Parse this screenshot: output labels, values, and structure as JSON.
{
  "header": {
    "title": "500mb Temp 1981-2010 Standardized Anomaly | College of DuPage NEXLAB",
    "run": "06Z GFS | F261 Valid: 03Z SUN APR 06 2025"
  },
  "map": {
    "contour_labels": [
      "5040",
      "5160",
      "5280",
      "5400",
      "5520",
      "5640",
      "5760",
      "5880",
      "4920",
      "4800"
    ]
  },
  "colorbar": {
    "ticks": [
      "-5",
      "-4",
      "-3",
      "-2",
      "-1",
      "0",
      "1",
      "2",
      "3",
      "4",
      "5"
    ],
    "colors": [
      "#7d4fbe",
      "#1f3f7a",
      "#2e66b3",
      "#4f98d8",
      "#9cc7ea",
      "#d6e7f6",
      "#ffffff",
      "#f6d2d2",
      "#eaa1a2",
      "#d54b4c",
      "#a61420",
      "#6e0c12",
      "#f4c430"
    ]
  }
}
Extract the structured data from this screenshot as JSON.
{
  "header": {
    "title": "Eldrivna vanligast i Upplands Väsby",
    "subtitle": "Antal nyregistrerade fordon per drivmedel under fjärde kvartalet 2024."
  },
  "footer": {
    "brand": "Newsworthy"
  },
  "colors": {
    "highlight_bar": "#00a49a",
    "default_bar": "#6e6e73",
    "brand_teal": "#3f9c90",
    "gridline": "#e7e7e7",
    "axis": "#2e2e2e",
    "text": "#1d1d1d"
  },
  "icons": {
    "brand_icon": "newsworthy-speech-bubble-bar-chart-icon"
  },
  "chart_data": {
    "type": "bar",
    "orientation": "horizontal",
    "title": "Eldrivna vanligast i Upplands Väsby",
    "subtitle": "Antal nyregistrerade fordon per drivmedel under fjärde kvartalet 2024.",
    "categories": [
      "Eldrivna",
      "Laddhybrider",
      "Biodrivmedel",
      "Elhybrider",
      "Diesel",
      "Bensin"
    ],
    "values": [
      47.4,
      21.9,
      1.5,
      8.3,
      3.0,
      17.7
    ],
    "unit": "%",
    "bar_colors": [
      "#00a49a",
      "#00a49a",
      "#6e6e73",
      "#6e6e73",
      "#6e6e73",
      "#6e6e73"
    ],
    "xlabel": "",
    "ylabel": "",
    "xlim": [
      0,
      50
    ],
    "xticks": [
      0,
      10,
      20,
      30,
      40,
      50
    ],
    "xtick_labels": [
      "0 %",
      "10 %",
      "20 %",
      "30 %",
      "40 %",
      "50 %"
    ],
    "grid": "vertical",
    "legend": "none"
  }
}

──────────

:: TASK DESCRIPTION ::
Starting from the line with "Extract the structured" and ending with the final line of the data, quote every line exactly, both ends included.

:: OUTPUT BELOW ::
Extract the structured data from this screenshot as JSON.
{
  "header": {
    "title": "Eldrivna vanligast i Upplands Väsby",
    "subtitle": "Antal nyregistrerade fordon per drivmedel under fjärde kvartalet 2024."
  },
  "footer": {
    "brand": "Newsworthy"
  },
  "colors": {
    "highlight_bar": "#00a49a",
    "default_bar": "#6e6e73",
    "brand_teal": "#3f9c90",
    "gridline": "#e7e7e7",
    "axis": "#2e2e2e",
    "text": "#1d1d1d"
  },
  "icons": {
    "brand_icon": "newsworthy-speech-bubble-bar-chart-icon"
  },
  "chart_data": {
    "type": "bar",
    "orientation": "horizontal",
    "title": "Eldrivna vanligast i Upplands Väsby",
    "subtitle": "Antal nyregistrerade fordon per drivmedel under fjärde kvartalet 2024.",
    "categories": [
      "Eldrivna",
      "Laddhybrider",
      "Biodrivmedel",
      "Elhybrider",
      "Diesel",
      "Bensin"
    ],
    "values": [
      47.4,
      21.9,
      1.5,
      8.3,
      3.0,
      17.7
    ],
    "unit": "%",
    "bar_colors": [
      "#00a49a",
      "#00a49a",
      "#6e6e73",
      "#6e6e73",
      "#6e6e73",
      "#6e6e73"
    ],
    "xlabel": "",
    "ylabel": "",
    "xlim": [
      0,
      50
    ],
    "xticks": [
      0,
      10,
      20,
      30,
      40,
      50
    ],
    "xtick_labels": [
      "0 %",
      "10 %",
      "20 %",
      "30 %",
      "40 %",
      "50 %"
    ],
    "grid": "vertical",
    "legend": "none"
  }
}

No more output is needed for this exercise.